WRITTEN EXERCISE: List every line in this data where the string "kind" occurs.

TASK MATERIAL:
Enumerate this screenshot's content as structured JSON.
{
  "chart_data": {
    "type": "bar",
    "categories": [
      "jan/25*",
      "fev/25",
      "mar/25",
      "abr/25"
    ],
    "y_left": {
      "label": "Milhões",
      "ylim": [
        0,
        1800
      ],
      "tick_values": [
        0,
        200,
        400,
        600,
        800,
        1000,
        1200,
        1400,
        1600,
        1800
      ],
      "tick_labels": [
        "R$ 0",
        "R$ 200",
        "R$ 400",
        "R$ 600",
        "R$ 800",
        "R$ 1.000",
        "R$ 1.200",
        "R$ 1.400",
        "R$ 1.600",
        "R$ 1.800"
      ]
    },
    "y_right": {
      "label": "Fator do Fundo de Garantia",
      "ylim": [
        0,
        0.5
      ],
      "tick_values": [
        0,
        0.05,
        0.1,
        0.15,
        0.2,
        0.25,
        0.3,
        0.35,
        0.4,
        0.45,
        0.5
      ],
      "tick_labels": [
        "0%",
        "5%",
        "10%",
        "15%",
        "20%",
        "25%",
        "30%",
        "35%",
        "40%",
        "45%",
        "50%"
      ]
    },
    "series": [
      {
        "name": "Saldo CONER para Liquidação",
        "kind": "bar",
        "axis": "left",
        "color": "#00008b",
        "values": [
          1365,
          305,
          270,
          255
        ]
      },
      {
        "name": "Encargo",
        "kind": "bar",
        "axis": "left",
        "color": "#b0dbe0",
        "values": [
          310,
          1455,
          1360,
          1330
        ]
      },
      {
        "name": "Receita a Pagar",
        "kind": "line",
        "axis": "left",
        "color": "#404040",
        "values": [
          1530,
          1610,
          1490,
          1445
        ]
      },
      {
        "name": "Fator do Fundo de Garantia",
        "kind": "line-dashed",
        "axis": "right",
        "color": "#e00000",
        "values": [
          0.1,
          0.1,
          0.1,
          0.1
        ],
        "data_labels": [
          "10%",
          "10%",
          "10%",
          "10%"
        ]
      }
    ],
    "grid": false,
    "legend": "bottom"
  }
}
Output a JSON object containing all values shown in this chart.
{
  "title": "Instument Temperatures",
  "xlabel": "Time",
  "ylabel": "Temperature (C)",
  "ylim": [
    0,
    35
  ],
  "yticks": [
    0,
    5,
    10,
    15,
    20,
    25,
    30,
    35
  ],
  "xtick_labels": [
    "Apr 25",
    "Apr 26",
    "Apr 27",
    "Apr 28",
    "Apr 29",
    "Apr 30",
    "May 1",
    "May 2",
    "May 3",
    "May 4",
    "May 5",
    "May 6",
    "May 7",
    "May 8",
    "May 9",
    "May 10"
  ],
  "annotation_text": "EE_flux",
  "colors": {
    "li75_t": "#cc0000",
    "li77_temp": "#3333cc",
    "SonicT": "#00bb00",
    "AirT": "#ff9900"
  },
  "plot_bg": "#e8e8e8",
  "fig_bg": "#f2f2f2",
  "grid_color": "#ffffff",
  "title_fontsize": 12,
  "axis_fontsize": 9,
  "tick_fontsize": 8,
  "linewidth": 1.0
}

WRITTEN SOLUTION:
        "kind": "bar",
        "kind": "bar",
        "kind": "line",
        "kind": "line-dashed",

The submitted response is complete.